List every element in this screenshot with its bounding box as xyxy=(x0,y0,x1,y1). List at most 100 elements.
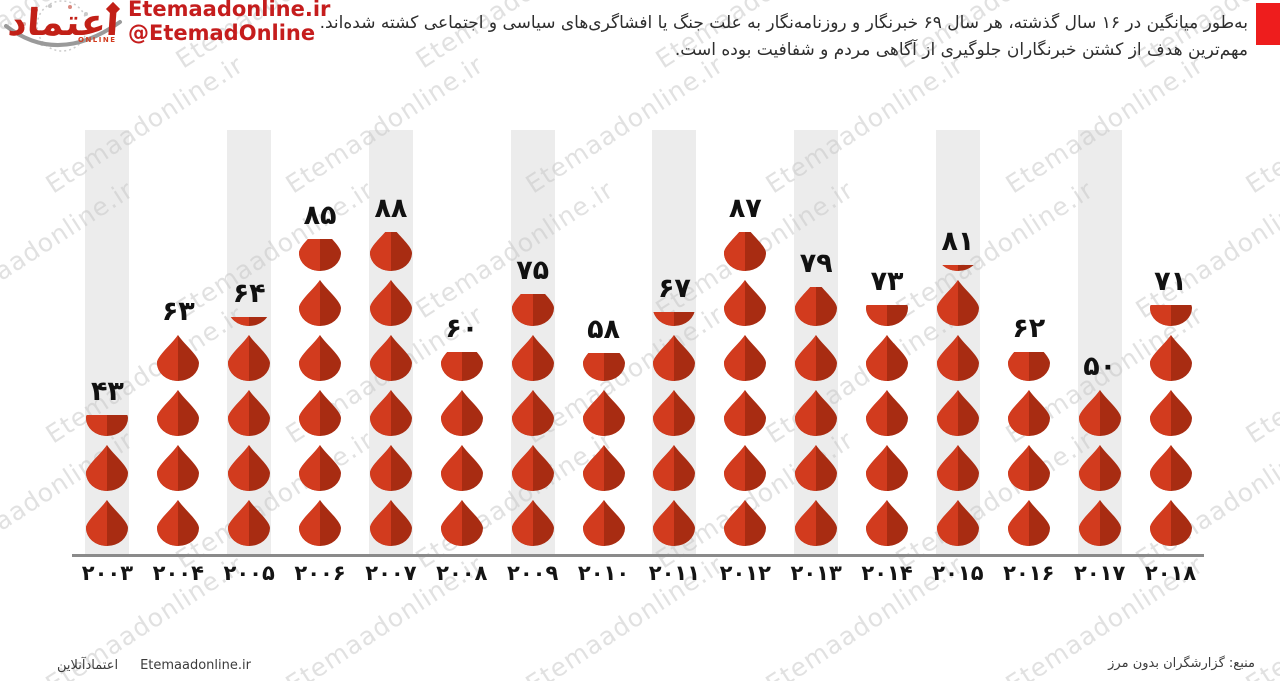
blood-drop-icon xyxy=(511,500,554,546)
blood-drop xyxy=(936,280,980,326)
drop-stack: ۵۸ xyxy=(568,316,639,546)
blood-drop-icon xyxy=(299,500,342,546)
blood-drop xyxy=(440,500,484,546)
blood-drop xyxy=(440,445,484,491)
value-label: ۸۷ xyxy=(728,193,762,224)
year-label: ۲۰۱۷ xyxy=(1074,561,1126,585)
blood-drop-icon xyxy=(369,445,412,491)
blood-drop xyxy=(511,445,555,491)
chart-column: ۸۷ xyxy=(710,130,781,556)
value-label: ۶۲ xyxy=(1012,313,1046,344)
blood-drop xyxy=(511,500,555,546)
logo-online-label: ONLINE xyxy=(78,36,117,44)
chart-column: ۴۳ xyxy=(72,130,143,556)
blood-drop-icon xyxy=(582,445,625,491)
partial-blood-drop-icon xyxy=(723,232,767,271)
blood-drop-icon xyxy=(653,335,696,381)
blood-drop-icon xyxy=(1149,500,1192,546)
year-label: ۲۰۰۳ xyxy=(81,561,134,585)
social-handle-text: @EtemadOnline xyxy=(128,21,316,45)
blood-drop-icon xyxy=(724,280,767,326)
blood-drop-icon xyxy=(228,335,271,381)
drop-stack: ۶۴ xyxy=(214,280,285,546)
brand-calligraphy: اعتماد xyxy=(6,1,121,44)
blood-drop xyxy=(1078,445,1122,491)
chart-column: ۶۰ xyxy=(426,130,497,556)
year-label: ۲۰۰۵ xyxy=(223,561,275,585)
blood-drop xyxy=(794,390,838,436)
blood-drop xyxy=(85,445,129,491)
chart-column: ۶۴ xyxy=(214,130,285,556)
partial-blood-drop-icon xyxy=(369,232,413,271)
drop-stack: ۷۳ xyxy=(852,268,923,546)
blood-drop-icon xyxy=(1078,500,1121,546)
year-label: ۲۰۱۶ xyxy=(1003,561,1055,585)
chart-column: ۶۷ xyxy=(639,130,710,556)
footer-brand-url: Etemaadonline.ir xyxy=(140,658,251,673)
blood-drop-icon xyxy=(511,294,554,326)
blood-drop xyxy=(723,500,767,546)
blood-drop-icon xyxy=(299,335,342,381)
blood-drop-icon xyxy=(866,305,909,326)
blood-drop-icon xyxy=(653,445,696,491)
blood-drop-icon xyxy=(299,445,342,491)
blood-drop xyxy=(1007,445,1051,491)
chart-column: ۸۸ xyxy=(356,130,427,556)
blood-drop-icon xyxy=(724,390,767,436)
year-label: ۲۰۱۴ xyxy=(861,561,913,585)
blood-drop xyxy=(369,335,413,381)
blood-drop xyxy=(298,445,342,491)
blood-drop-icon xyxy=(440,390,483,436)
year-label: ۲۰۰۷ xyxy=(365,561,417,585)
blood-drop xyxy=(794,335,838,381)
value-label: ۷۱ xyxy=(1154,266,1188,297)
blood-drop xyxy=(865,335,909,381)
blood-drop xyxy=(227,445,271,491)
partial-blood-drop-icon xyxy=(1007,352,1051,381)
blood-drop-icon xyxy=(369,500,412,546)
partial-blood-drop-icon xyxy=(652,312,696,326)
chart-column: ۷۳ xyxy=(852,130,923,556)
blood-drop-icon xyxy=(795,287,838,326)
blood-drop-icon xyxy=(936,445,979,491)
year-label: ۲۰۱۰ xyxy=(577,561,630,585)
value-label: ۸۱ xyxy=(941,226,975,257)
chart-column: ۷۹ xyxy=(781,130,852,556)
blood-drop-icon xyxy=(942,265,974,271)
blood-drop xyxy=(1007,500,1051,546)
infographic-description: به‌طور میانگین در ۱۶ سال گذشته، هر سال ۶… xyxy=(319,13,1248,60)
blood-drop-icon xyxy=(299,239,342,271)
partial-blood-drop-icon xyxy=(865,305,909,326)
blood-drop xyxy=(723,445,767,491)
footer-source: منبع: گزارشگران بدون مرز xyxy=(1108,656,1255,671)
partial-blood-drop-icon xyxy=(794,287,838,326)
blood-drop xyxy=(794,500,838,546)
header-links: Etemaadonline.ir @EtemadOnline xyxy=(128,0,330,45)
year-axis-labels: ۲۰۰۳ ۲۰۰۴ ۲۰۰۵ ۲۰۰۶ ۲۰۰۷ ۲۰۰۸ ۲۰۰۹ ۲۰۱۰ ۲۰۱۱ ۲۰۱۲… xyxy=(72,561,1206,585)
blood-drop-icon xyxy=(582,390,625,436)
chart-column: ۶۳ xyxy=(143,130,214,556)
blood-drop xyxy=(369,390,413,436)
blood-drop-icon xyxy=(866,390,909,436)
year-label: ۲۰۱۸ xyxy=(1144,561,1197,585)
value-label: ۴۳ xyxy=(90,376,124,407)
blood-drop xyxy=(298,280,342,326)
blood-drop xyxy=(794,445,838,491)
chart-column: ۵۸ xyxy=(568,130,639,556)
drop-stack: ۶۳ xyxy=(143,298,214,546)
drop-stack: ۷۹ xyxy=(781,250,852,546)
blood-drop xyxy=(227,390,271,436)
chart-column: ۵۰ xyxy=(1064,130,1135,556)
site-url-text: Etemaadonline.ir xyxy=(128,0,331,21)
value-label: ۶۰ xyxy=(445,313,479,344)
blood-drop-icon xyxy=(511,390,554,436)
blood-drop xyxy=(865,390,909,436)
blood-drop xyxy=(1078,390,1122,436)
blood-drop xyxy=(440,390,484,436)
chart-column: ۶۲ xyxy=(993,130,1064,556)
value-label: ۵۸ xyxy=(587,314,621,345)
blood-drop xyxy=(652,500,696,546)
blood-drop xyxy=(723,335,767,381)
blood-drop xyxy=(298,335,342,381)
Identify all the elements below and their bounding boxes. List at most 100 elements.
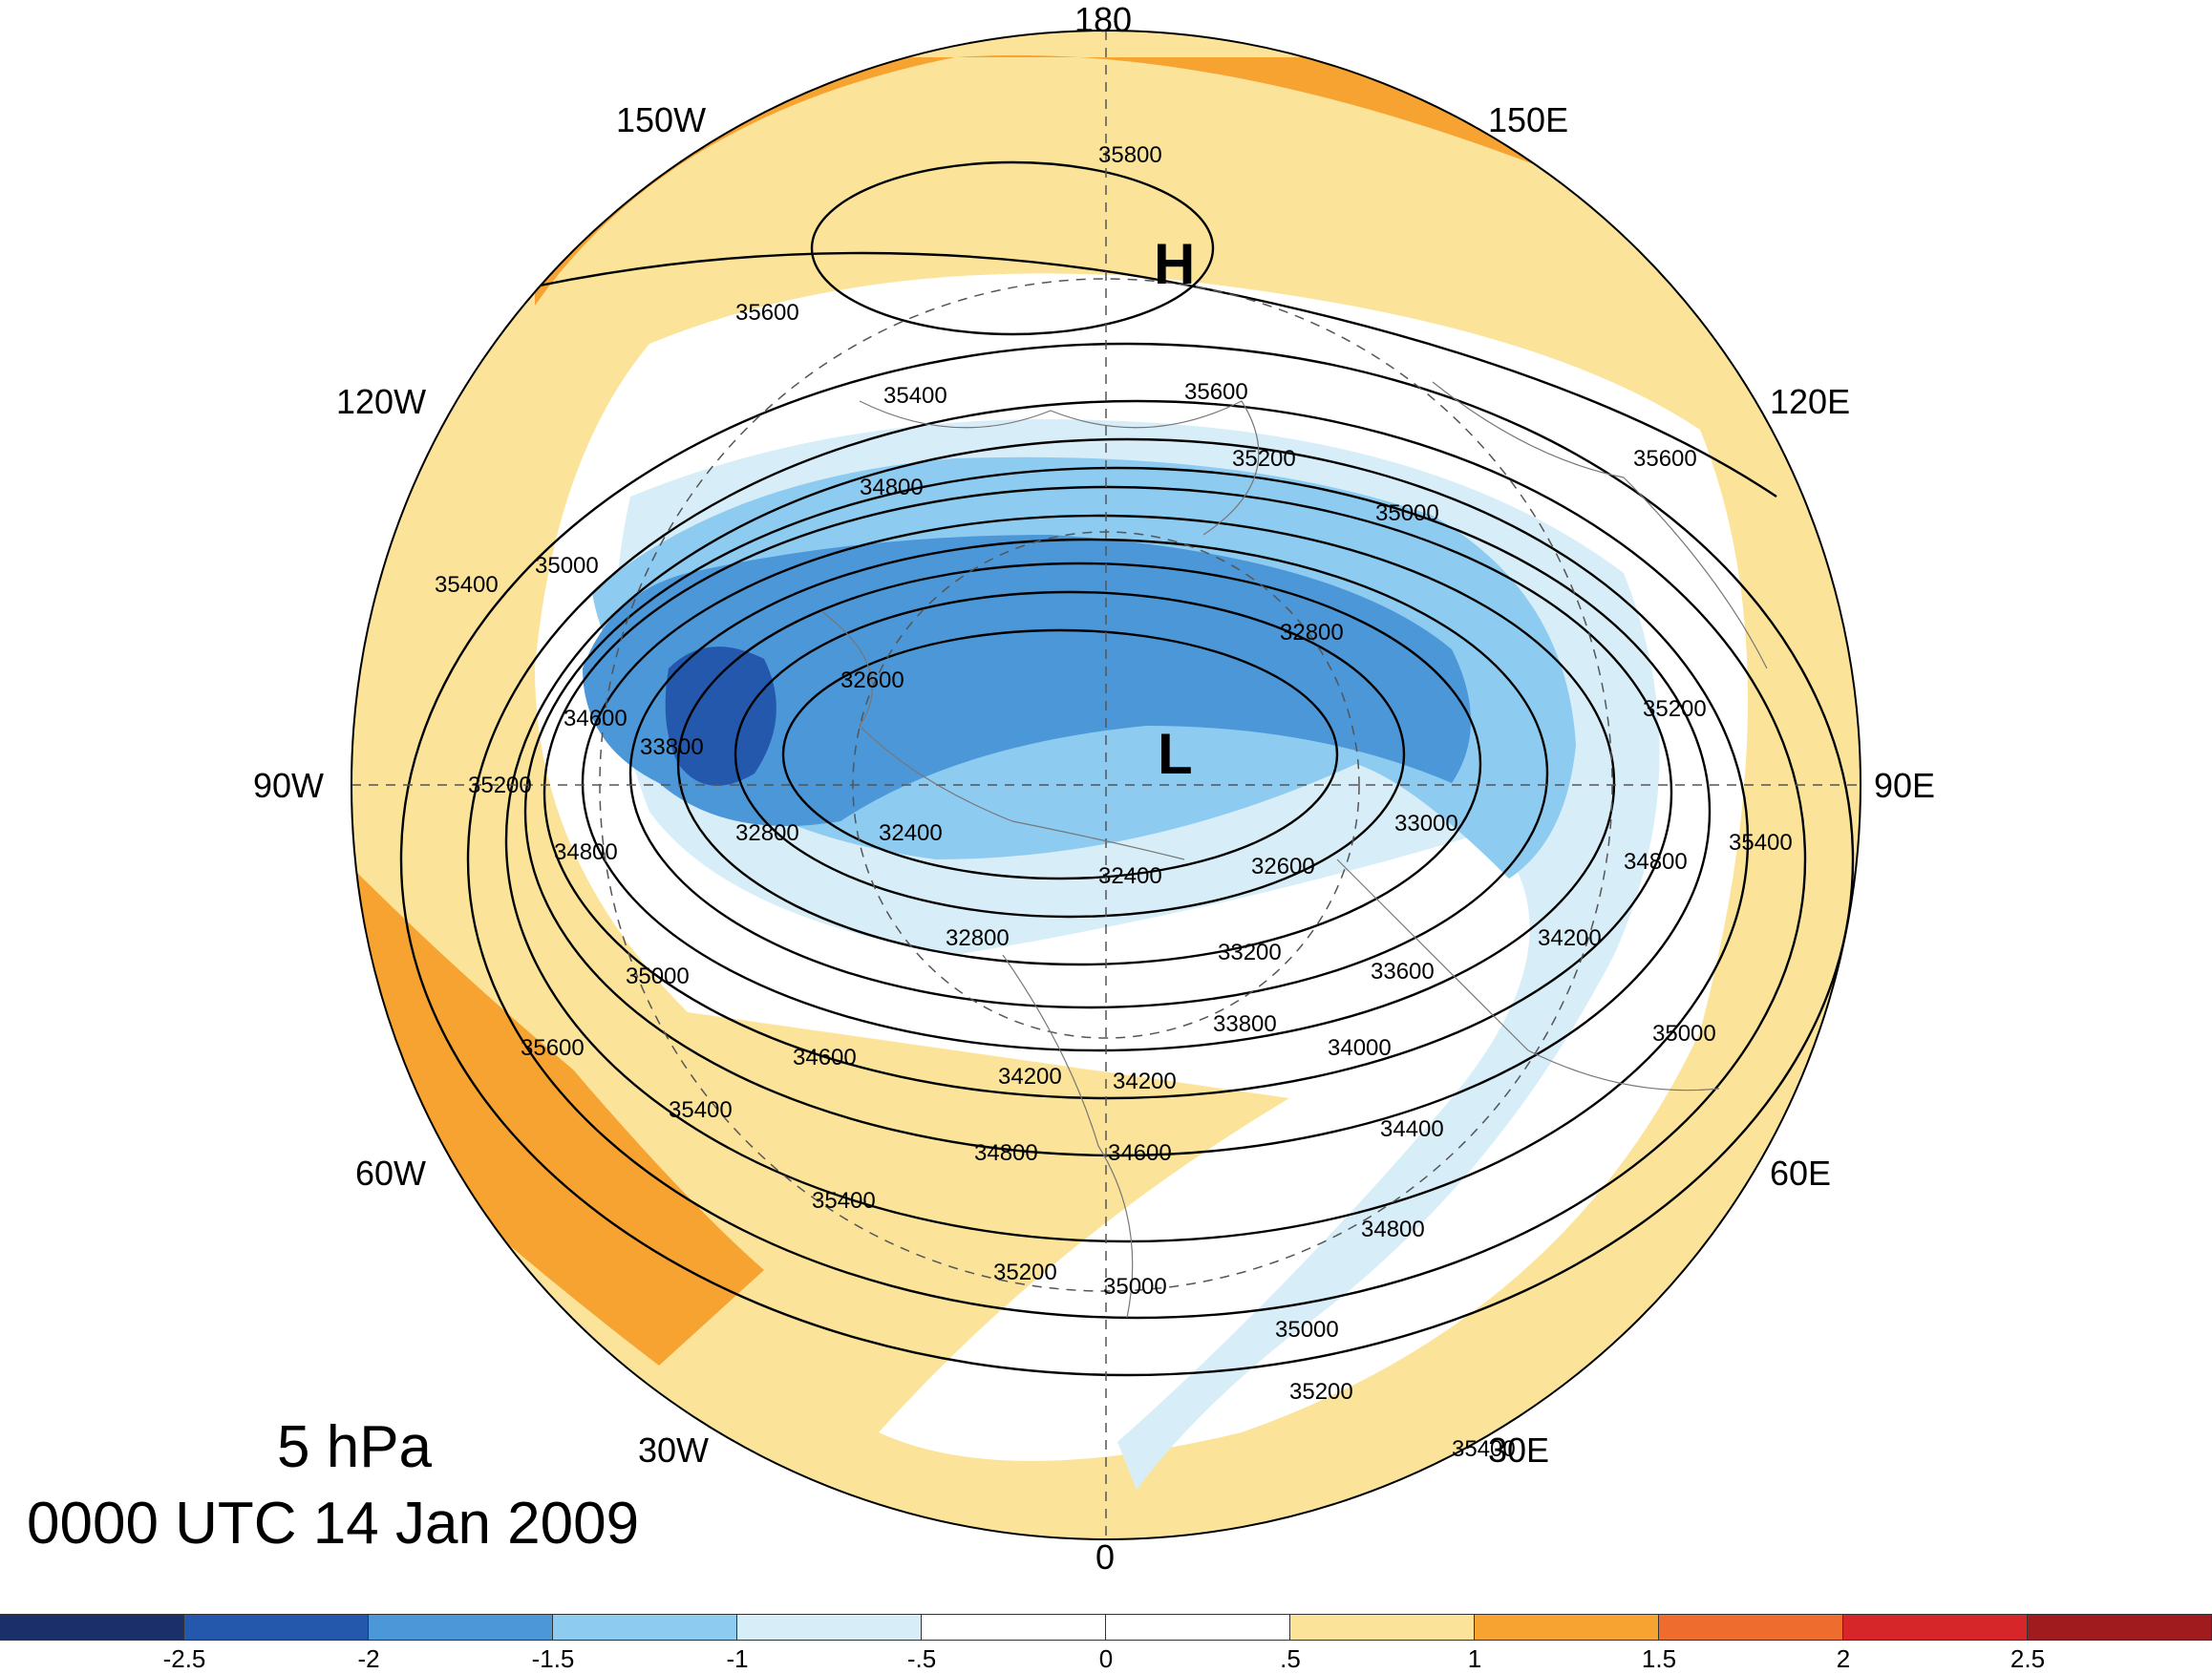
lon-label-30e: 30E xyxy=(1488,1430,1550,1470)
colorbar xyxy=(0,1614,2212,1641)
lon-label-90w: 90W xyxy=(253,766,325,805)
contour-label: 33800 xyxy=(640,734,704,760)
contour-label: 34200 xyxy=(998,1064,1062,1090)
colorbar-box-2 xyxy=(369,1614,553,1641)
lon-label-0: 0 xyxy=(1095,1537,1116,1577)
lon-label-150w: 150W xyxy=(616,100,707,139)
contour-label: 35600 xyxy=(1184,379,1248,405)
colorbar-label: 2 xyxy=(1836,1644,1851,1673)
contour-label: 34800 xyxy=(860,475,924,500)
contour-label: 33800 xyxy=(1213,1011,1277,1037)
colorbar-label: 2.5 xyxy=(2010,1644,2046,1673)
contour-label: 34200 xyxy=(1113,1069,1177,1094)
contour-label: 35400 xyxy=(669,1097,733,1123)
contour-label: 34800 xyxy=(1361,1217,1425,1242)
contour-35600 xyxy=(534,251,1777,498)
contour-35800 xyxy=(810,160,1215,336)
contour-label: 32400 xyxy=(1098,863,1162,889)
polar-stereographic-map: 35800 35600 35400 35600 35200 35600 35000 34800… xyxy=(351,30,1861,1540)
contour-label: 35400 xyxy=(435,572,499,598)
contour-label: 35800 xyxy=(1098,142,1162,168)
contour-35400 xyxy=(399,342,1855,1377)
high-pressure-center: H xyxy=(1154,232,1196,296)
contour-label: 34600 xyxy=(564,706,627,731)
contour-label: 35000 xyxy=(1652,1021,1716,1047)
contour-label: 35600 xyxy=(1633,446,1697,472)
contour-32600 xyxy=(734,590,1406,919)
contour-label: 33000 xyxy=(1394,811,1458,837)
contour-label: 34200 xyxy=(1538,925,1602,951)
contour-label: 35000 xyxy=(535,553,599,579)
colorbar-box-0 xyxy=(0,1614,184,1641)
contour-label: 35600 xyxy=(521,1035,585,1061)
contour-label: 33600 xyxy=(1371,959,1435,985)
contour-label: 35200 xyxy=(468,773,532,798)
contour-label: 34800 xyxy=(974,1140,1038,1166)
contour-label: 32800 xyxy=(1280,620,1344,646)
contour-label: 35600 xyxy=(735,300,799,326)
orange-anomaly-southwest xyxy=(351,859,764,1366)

++++

> GIVEN REQUEST: Reproduce the lines of the material verbatim, starting at the line that contains "lon-label-30e: 30E xyxy=(1488,1430,1550,1470)" and ending after the line that contains "colorbar-box-2 xyxy=(369,1614,553,1641)".

> SOLUTION TO THE PROBLEM:
lon-label-30e: 30E xyxy=(1488,1430,1550,1470)
colorbar xyxy=(0,1614,2212,1641)
lon-label-90w: 90W xyxy=(253,766,325,805)
contour-label: 33800 xyxy=(640,734,704,760)
contour-label: 34200 xyxy=(998,1064,1062,1090)
colorbar-box-2 xyxy=(369,1614,553,1641)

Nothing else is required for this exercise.